Start of Stored data

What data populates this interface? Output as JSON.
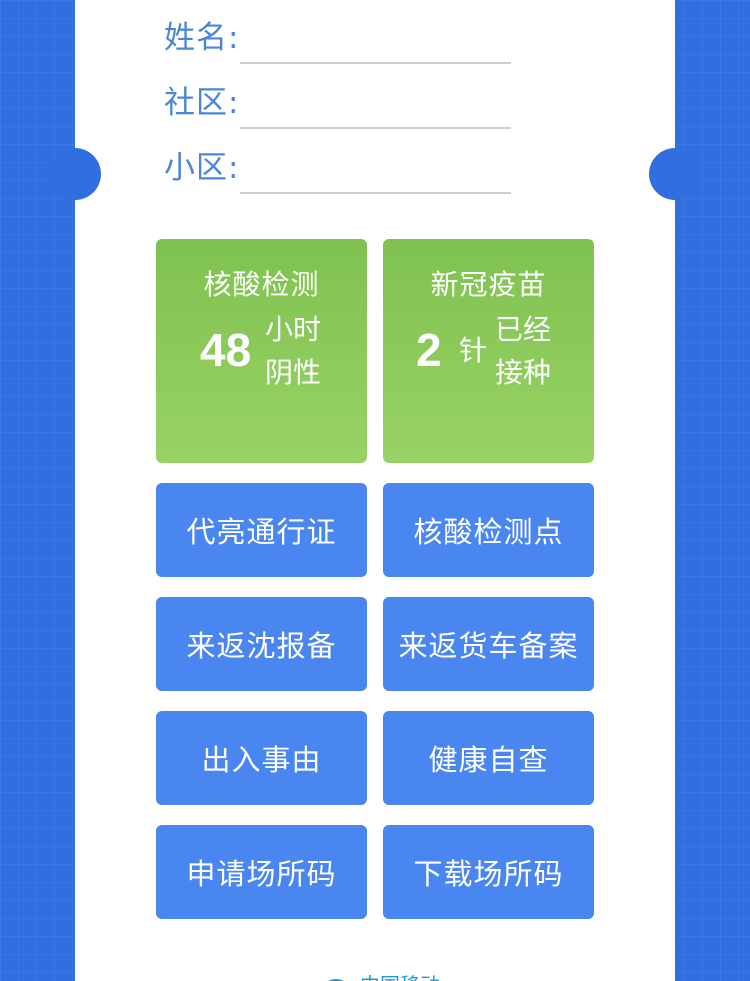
{
  "form": {
    "name_label": "姓名:",
    "community_label": "社区:",
    "compound_label": "小区:"
  },
  "status": {
    "nucleic": {
      "title": "核酸检测",
      "value": "48",
      "unit": "小时",
      "result": "阴性"
    },
    "vaccine": {
      "title": "新冠疫苗",
      "value": "2",
      "unit": "针",
      "result_line1": "已经",
      "result_line2": "接种"
    },
    "card_color": "#8ccb5b"
  },
  "buttons": [
    {
      "label": "代亮通行证"
    },
    {
      "label": "核酸检测点"
    },
    {
      "label": "来返沈报备"
    },
    {
      "label": "来返货车备案"
    },
    {
      "label": "出入事由"
    },
    {
      "label": "健康自查"
    },
    {
      "label": "申请场所码"
    },
    {
      "label": "下载场所码"
    }
  ],
  "footer": {
    "brand": "中国移动",
    "icon": "china-mobile-logo-icon"
  },
  "colors": {
    "background": "#2f6fe0",
    "button": "#4a86f0",
    "label": "#4a86d8"
  }
}
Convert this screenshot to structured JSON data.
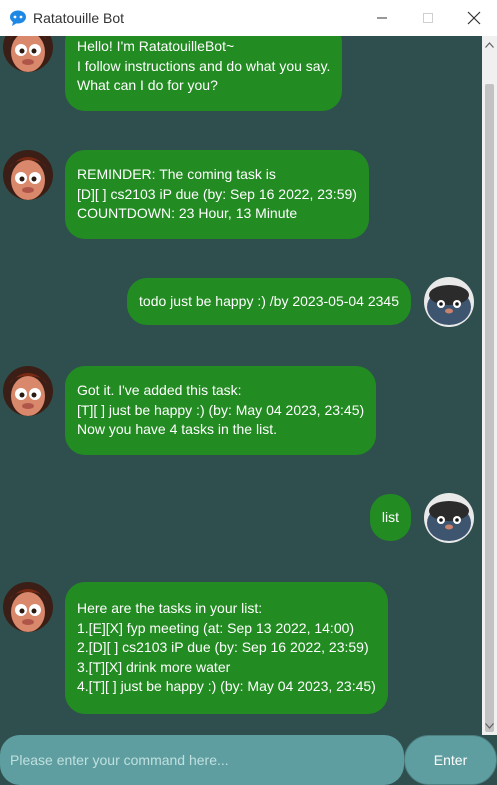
{
  "window": {
    "title": "Ratatouille Bot",
    "icon": "chat-bot-icon"
  },
  "messages": [
    {
      "sender": "bot",
      "text": "Hello! I'm RatatouilleBot~\nI follow instructions and do what you say.\nWhat can I do for you?"
    },
    {
      "sender": "bot",
      "text": "REMINDER: The coming task is\n[D][ ] cs2103 iP due (by: Sep 16 2022, 23:59)\nCOUNTDOWN: 23 Hour, 13 Minute"
    },
    {
      "sender": "user",
      "text": "todo just be happy :) /by 2023-05-04 2345"
    },
    {
      "sender": "bot",
      "text": "Got it. I've added this task:\n[T][ ] just be happy :) (by: May 04 2023, 23:45)\nNow you have 4 tasks in the list."
    },
    {
      "sender": "user",
      "text": "list"
    },
    {
      "sender": "bot",
      "text": "Here are the tasks in your list:\n1.[E][X] fyp meeting (at: Sep 13 2022, 14:00)\n2.[D][ ] cs2103 iP due (by: Sep 16 2022, 23:59)\n3.[T][X] drink more water\n4.[T][ ] just be happy :) (by: May 04 2023, 23:45)"
    }
  ],
  "input": {
    "placeholder": "Please enter your command here...",
    "value": ""
  },
  "enter_button": {
    "label": "Enter"
  },
  "colors": {
    "chat_background": "#2f4f4f",
    "bubble": "#228b22",
    "input": "#5f9ea0"
  }
}
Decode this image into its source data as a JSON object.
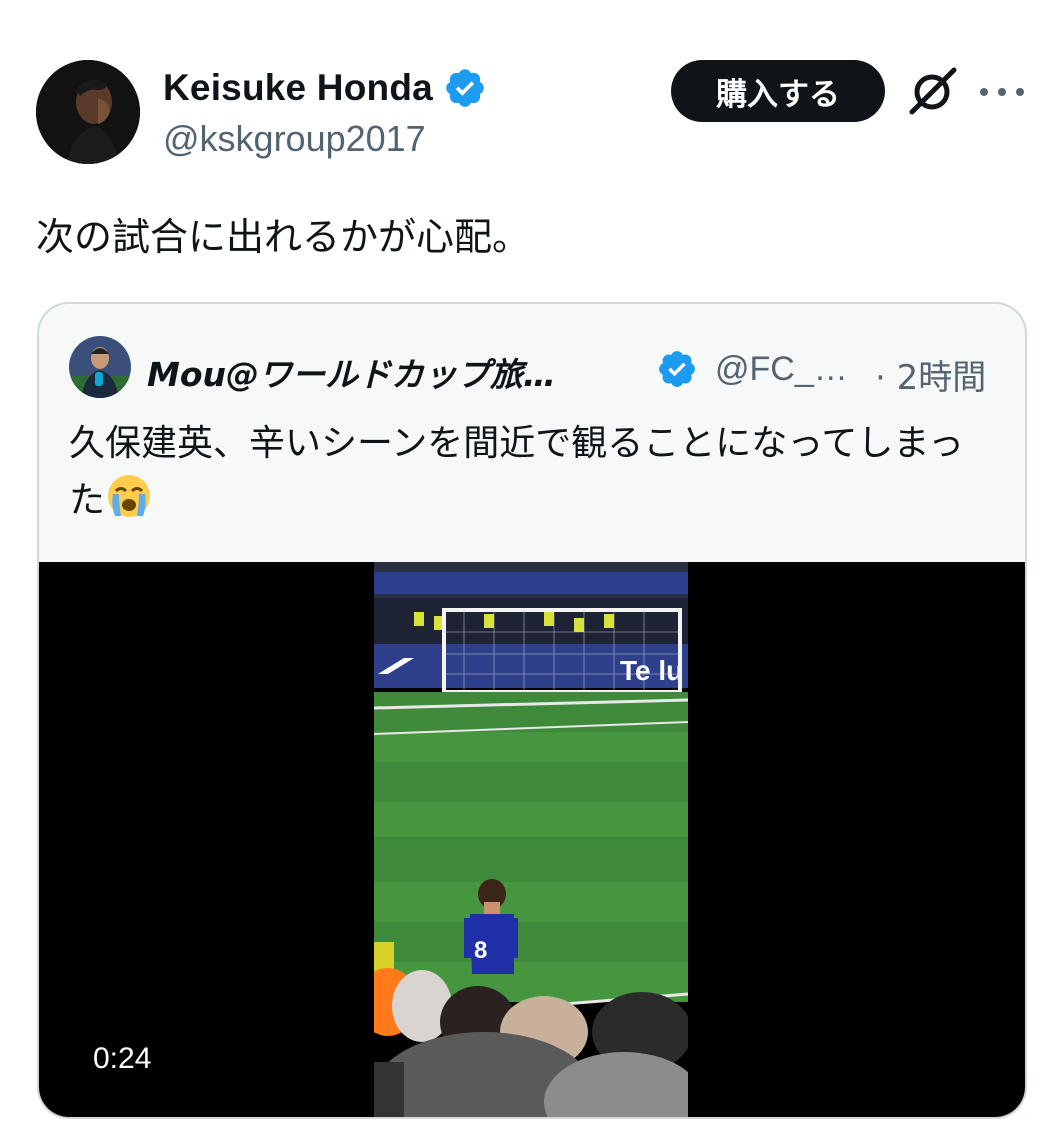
{
  "author": {
    "display_name": "Keisuke Honda",
    "handle": "@kskgroup2017",
    "verified": true
  },
  "actions": {
    "buy_label": "購入する",
    "grok_icon": "grok-icon",
    "more_icon": "more-icon"
  },
  "tweet": {
    "text": "次の試合に出れるかが心配。"
  },
  "quoted": {
    "display_name": "Mou@ワールドカップ旅…",
    "handle": "@FC_…",
    "time": "· 2時間",
    "verified": true,
    "text": "久保建英、辛いシーンを間近で観ることになってしまった",
    "emoji": "loudly-crying-face-icon",
    "video": {
      "duration": "0:24",
      "banner_text": "Te lu"
    }
  },
  "colors": {
    "verified_blue": "#1d9bf0",
    "text_primary": "#0f1419",
    "text_secondary": "#536471",
    "border": "#cfd9de"
  }
}
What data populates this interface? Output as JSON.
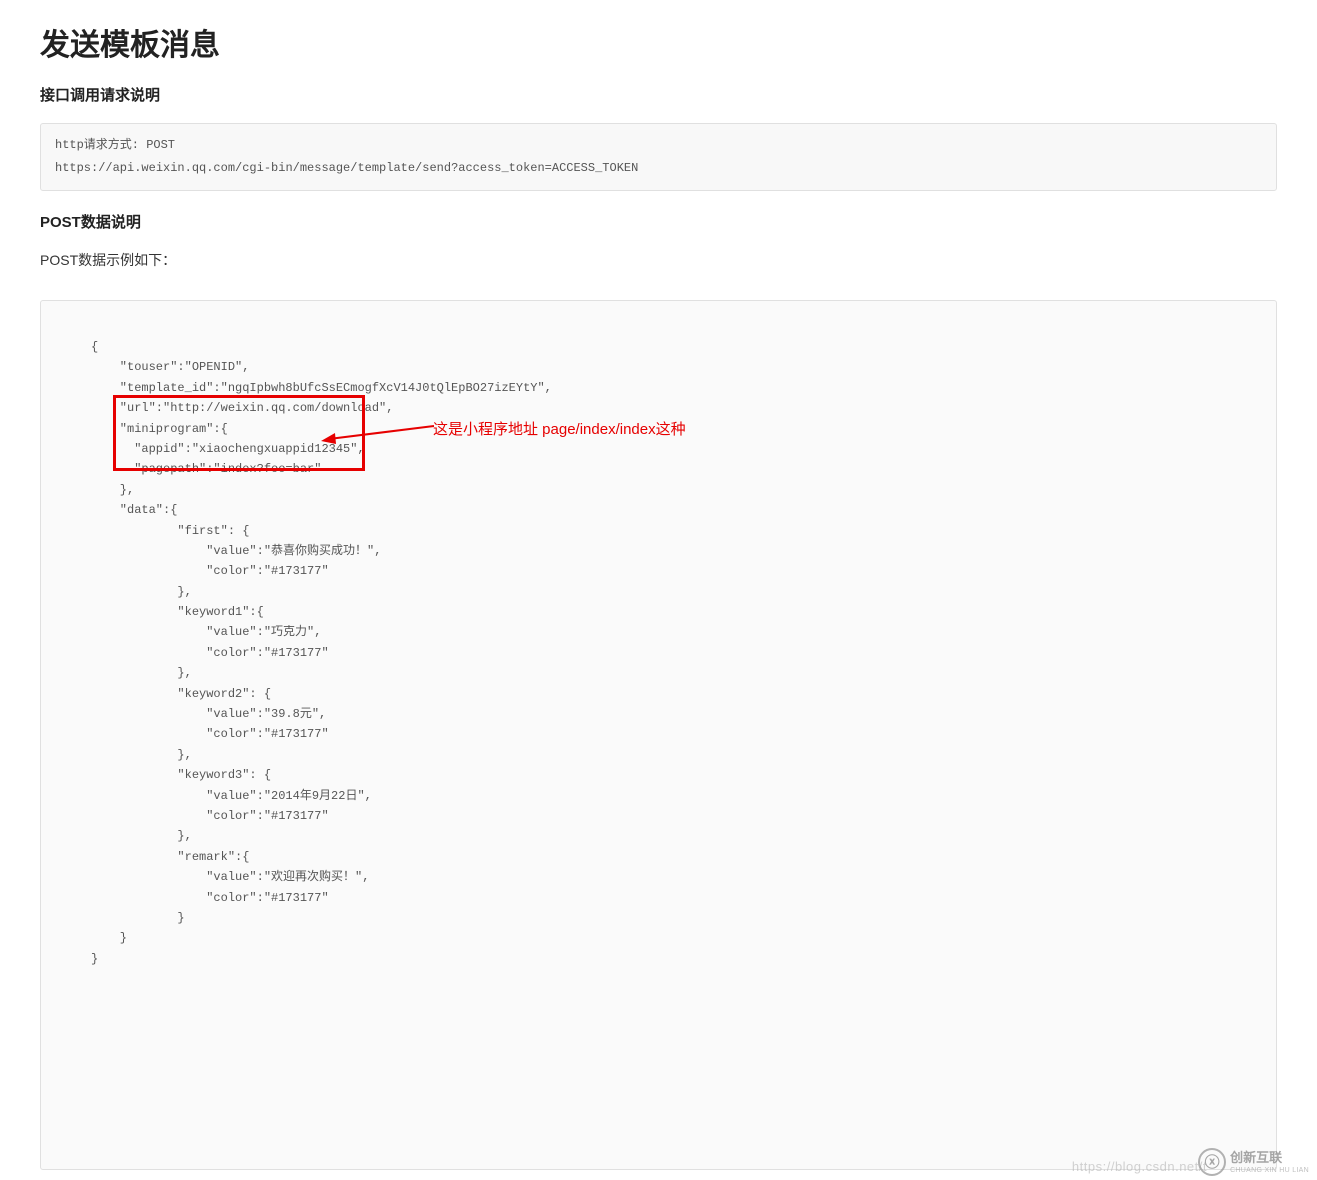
{
  "page": {
    "title": "发送模板消息",
    "subtitle1": "接口调用请求说明",
    "api_box": "http请求方式: POST\nhttps://api.weixin.qq.com/cgi-bin/message/template/send?access_token=ACCESS_TOKEN",
    "subtitle2": "POST数据说明",
    "example_intro": "POST数据示例如下："
  },
  "json_example": {
    "pre_highlight": "{\n    \"touser\":\"OPENID\",\n    \"template_id\":\"ngqIpbwh8bUfcSsECmogfXcV14J0tQlEpBO27izEYtY\",\n    \"url\":\"http://weixin.qq.com/download\",",
    "highlighted": "    \"miniprogram\":{\n      \"appid\":\"xiaochengxuappid12345\",\n      \"pagepath\":\"index?foo=bar\"\n    },",
    "post_highlight": "    \"data\":{\n            \"first\": {\n                \"value\":\"恭喜你购买成功！\",\n                \"color\":\"#173177\"\n            },\n            \"keyword1\":{\n                \"value\":\"巧克力\",\n                \"color\":\"#173177\"\n            },\n            \"keyword2\": {\n                \"value\":\"39.8元\",\n                \"color\":\"#173177\"\n            },\n            \"keyword3\": {\n                \"value\":\"2014年9月22日\",\n                \"color\":\"#173177\"\n            },\n            \"remark\":{\n                \"value\":\"欢迎再次购买！\",\n                \"color\":\"#173177\"\n            }\n    }\n}"
  },
  "annotation": {
    "text": "这是小程序地址 page/index/index这种"
  },
  "watermark": {
    "url": "https://blog.csdn.net/t",
    "logo_glyph": "ⓧ",
    "logo_text": "创新互联",
    "logo_sub": "CHUANG XIN HU LIAN"
  }
}
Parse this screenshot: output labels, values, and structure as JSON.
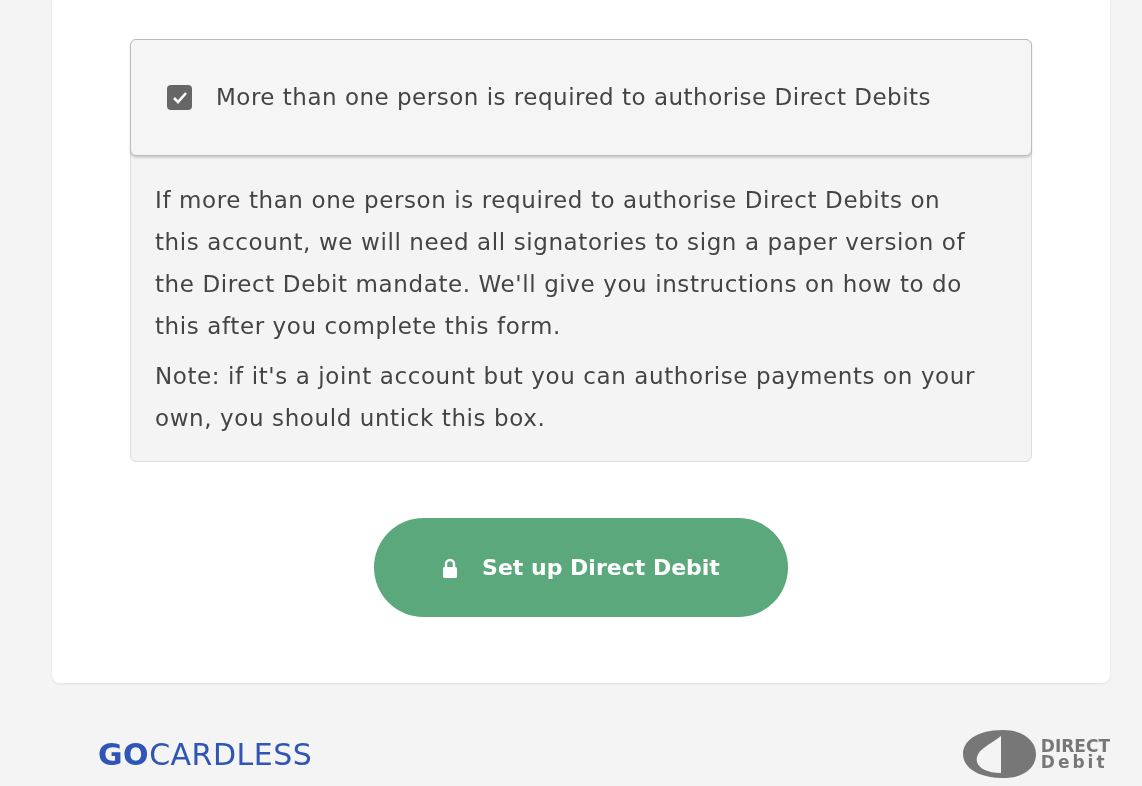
{
  "consent": {
    "label": "More than one person is required to authorise Direct Debits",
    "checked": true
  },
  "details": [
    "If more than one person is required to authorise Direct Debits on this account, we will need all signatories to sign a paper version of the Direct Debit mandate. We'll give you instructions on how to do this after you complete this form.",
    "Note: if it's a joint account but you can authorise payments on your own, you should untick this box."
  ],
  "submit_button": {
    "label": "Set up Direct Debit"
  },
  "footer": {
    "brand": "**GO**CARDLESS",
    "scheme_logo": [
      "DIRECT",
      "Debit"
    ]
  }
}
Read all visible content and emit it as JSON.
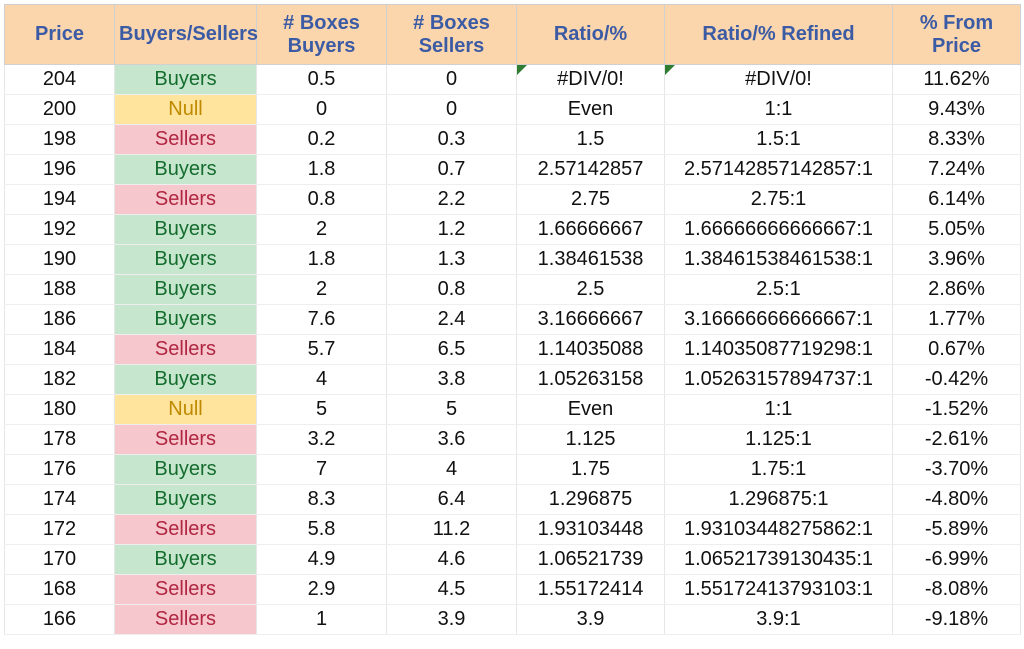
{
  "headers": {
    "price": "Price",
    "bs": "Buyers/Sellers",
    "bb": "# Boxes Buyers",
    "sb": "# Boxes Sellers",
    "ratio": "Ratio/%",
    "refined": "Ratio/% Refined",
    "pfp": "% From Price"
  },
  "rows": [
    {
      "price": "204",
      "bs": "Buyers",
      "bb": "0.5",
      "sb": "0",
      "ratio": "#DIV/0!",
      "refined": "#DIV/0!",
      "pfp": "11.62%",
      "err": true
    },
    {
      "price": "200",
      "bs": "Null",
      "bb": "0",
      "sb": "0",
      "ratio": "Even",
      "refined": "1:1",
      "pfp": "9.43%"
    },
    {
      "price": "198",
      "bs": "Sellers",
      "bb": "0.2",
      "sb": "0.3",
      "ratio": "1.5",
      "refined": "1.5:1",
      "pfp": "8.33%"
    },
    {
      "price": "196",
      "bs": "Buyers",
      "bb": "1.8",
      "sb": "0.7",
      "ratio": "2.57142857",
      "refined": "2.57142857142857:1",
      "pfp": "7.24%"
    },
    {
      "price": "194",
      "bs": "Sellers",
      "bb": "0.8",
      "sb": "2.2",
      "ratio": "2.75",
      "refined": "2.75:1",
      "pfp": "6.14%"
    },
    {
      "price": "192",
      "bs": "Buyers",
      "bb": "2",
      "sb": "1.2",
      "ratio": "1.66666667",
      "refined": "1.66666666666667:1",
      "pfp": "5.05%"
    },
    {
      "price": "190",
      "bs": "Buyers",
      "bb": "1.8",
      "sb": "1.3",
      "ratio": "1.38461538",
      "refined": "1.38461538461538:1",
      "pfp": "3.96%"
    },
    {
      "price": "188",
      "bs": "Buyers",
      "bb": "2",
      "sb": "0.8",
      "ratio": "2.5",
      "refined": "2.5:1",
      "pfp": "2.86%"
    },
    {
      "price": "186",
      "bs": "Buyers",
      "bb": "7.6",
      "sb": "2.4",
      "ratio": "3.16666667",
      "refined": "3.16666666666667:1",
      "pfp": "1.77%"
    },
    {
      "price": "184",
      "bs": "Sellers",
      "bb": "5.7",
      "sb": "6.5",
      "ratio": "1.14035088",
      "refined": "1.14035087719298:1",
      "pfp": "0.67%"
    },
    {
      "price": "182",
      "bs": "Buyers",
      "bb": "4",
      "sb": "3.8",
      "ratio": "1.05263158",
      "refined": "1.05263157894737:1",
      "pfp": "-0.42%"
    },
    {
      "price": "180",
      "bs": "Null",
      "bb": "5",
      "sb": "5",
      "ratio": "Even",
      "refined": "1:1",
      "pfp": "-1.52%"
    },
    {
      "price": "178",
      "bs": "Sellers",
      "bb": "3.2",
      "sb": "3.6",
      "ratio": "1.125",
      "refined": "1.125:1",
      "pfp": "-2.61%"
    },
    {
      "price": "176",
      "bs": "Buyers",
      "bb": "7",
      "sb": "4",
      "ratio": "1.75",
      "refined": "1.75:1",
      "pfp": "-3.70%"
    },
    {
      "price": "174",
      "bs": "Buyers",
      "bb": "8.3",
      "sb": "6.4",
      "ratio": "1.296875",
      "refined": "1.296875:1",
      "pfp": "-4.80%"
    },
    {
      "price": "172",
      "bs": "Sellers",
      "bb": "5.8",
      "sb": "11.2",
      "ratio": "1.93103448",
      "refined": "1.93103448275862:1",
      "pfp": "-5.89%"
    },
    {
      "price": "170",
      "bs": "Buyers",
      "bb": "4.9",
      "sb": "4.6",
      "ratio": "1.06521739",
      "refined": "1.06521739130435:1",
      "pfp": "-6.99%"
    },
    {
      "price": "168",
      "bs": "Sellers",
      "bb": "2.9",
      "sb": "4.5",
      "ratio": "1.55172414",
      "refined": "1.55172413793103:1",
      "pfp": "-8.08%"
    },
    {
      "price": "166",
      "bs": "Sellers",
      "bb": "1",
      "sb": "3.9",
      "ratio": "3.9",
      "refined": "3.9:1",
      "pfp": "-9.18%"
    }
  ]
}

End of Stored data

Identify all lines where the word "list" shows up. Copy them.

      "text": "Got it. I've added this task:\n[T][ ] just be happy :) (by: May 04 2023, 23:45)\nNow you have 4 tasks in the list."
      "text": "list"
      "text": "Here are the tasks in your list:\n1.[E][X] fyp meeting (at: Sep 13 2022, 14:00)\n2.[D][ ] cs2103 iP due (by: Sep 16 2022, 23:59)\n3.[T][X] drink more water\n4.[T][ ] just be happy :) (by: May 04 2023, 23:45)"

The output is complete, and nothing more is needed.